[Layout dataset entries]
-=-=-
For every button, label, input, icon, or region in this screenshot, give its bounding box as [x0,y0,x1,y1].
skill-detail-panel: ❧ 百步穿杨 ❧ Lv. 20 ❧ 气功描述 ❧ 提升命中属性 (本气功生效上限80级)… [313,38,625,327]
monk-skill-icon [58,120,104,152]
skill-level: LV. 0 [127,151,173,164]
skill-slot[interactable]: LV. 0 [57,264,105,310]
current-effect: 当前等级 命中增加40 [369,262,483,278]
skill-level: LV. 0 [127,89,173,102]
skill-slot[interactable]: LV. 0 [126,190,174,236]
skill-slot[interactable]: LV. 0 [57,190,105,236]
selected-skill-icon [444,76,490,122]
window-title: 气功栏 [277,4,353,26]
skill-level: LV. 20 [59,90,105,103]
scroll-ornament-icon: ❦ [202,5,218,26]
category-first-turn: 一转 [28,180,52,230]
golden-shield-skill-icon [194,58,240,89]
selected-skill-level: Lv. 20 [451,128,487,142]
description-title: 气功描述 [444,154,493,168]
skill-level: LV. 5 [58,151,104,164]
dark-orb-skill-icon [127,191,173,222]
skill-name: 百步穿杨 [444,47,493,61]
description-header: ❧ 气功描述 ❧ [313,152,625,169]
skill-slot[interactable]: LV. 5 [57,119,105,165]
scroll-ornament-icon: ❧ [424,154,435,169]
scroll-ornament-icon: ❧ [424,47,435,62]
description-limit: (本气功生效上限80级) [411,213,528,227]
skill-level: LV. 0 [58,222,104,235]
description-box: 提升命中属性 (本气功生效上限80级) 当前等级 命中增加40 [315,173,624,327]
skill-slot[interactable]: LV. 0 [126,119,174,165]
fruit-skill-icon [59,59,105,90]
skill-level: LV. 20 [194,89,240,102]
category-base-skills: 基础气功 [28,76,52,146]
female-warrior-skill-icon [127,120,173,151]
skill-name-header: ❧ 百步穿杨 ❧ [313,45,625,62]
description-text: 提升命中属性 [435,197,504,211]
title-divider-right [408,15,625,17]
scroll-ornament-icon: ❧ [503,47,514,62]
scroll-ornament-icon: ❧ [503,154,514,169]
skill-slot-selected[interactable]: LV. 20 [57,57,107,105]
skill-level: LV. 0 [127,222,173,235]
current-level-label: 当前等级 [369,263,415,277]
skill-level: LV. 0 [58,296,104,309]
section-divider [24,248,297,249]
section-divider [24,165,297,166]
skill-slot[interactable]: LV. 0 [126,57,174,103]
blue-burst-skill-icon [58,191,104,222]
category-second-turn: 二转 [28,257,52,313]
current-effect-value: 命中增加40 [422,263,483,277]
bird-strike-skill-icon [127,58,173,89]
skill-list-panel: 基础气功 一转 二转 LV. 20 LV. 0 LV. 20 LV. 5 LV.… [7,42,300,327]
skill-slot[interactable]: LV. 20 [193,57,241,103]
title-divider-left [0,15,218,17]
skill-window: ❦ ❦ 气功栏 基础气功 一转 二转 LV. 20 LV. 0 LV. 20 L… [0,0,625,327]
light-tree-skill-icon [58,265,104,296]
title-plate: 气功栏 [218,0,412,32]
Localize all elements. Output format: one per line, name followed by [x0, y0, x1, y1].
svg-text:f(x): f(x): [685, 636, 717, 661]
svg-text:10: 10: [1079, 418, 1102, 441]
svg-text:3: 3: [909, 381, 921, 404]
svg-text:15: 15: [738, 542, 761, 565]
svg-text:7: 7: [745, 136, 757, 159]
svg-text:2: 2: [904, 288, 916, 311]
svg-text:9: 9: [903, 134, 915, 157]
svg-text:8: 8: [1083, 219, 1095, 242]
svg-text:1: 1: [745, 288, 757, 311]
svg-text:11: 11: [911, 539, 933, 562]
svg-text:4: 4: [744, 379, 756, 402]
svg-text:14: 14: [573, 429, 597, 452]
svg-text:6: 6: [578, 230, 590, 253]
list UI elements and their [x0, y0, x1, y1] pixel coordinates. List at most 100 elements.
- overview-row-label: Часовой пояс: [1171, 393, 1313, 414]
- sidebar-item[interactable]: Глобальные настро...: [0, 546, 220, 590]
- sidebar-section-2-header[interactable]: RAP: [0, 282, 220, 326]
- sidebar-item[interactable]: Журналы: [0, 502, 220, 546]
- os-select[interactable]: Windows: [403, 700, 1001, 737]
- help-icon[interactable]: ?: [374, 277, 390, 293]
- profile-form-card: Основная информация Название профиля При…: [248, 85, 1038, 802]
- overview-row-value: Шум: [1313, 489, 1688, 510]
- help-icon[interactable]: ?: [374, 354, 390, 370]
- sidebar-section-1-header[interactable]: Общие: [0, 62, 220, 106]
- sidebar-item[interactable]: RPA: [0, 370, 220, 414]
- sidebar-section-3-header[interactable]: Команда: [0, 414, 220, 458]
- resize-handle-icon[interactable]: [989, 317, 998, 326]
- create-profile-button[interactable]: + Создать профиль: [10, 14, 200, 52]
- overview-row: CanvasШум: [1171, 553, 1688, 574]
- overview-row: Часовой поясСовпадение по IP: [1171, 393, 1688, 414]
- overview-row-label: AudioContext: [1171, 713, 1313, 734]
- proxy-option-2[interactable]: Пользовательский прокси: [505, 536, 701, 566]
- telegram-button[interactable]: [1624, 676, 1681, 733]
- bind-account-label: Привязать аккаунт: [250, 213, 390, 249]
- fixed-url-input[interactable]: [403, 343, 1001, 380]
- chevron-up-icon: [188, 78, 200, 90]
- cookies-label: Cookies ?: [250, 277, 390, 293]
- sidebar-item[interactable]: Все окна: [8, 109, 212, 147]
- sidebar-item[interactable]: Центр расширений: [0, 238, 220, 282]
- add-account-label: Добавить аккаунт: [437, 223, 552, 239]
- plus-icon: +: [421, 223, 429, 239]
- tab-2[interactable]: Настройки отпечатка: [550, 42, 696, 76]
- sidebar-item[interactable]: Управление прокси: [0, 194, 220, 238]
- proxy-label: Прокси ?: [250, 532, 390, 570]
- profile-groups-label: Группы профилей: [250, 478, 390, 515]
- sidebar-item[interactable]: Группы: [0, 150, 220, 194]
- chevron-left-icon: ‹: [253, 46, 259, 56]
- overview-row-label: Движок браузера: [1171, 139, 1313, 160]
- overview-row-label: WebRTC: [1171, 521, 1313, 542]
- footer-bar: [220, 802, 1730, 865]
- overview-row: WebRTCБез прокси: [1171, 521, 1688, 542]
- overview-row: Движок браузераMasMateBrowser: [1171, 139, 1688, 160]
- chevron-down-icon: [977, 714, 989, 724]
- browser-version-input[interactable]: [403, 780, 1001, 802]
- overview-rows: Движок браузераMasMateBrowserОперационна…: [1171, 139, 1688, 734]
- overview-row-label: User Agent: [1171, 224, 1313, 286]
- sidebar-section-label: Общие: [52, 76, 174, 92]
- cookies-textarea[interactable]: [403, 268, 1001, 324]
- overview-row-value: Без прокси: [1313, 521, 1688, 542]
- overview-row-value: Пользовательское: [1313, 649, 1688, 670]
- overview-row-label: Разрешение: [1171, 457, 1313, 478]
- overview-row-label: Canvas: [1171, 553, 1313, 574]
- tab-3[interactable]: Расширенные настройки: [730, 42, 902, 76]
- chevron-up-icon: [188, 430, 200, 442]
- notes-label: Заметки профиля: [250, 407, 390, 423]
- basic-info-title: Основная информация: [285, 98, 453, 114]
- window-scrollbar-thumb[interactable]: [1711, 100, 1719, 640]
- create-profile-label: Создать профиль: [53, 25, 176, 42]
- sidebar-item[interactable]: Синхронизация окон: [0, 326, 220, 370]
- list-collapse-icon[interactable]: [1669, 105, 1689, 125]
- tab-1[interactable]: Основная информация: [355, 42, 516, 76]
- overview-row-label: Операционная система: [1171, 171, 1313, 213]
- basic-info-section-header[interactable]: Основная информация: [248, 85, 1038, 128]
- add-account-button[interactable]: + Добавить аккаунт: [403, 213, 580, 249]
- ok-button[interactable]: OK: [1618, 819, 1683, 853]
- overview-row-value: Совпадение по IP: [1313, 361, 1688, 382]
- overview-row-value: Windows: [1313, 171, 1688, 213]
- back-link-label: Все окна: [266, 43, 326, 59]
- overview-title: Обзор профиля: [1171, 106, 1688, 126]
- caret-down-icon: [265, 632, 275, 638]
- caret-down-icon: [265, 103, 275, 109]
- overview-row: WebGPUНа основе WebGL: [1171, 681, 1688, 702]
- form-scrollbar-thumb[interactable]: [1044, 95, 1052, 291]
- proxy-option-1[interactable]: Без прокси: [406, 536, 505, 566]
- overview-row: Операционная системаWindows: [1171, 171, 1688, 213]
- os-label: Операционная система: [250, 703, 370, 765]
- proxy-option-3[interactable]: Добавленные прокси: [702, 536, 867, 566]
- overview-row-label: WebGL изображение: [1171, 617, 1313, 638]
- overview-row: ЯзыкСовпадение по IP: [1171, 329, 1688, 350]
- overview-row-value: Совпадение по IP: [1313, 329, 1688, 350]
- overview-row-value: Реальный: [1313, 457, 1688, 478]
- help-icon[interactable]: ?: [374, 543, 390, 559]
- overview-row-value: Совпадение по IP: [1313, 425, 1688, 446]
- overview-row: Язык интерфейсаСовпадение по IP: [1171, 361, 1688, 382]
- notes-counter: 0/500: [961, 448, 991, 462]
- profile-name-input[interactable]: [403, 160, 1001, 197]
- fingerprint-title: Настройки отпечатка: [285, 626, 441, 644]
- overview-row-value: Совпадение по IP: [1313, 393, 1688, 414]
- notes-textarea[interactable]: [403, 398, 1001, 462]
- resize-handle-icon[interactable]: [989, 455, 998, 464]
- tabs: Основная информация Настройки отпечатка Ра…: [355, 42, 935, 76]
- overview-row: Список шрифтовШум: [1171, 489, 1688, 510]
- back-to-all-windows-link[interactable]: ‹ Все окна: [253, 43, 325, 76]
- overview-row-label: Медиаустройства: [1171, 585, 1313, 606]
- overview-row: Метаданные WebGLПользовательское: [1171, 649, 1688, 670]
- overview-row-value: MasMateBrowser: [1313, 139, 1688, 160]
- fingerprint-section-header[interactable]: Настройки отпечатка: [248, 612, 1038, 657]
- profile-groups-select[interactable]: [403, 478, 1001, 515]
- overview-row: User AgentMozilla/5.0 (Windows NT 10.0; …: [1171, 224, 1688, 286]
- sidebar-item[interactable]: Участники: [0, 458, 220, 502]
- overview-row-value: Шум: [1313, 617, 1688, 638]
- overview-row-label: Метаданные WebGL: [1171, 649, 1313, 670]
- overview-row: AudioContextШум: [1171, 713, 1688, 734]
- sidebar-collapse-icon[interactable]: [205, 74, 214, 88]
-=-=-
## What the exercise asks
Copy the data from its first line through the line containing "skill-slot[interactable]: LV. 0 [57,264,105,310]", substituting "enclosing rectangle" for "bounding box" wherever it occurs and leaving everything else unchanged.

## Complete answer
For every button, label, input, icon, or region in this screenshot, give its enclosing rectangle as [x0,y0,x1,y1].
skill-detail-panel: ❧ 百步穿杨 ❧ Lv. 20 ❧ 气功描述 ❧ 提升命中属性 (本气功生效上限80级)… [313,38,625,327]
monk-skill-icon [58,120,104,152]
skill-level: LV. 0 [127,151,173,164]
skill-slot[interactable]: LV. 0 [57,264,105,310]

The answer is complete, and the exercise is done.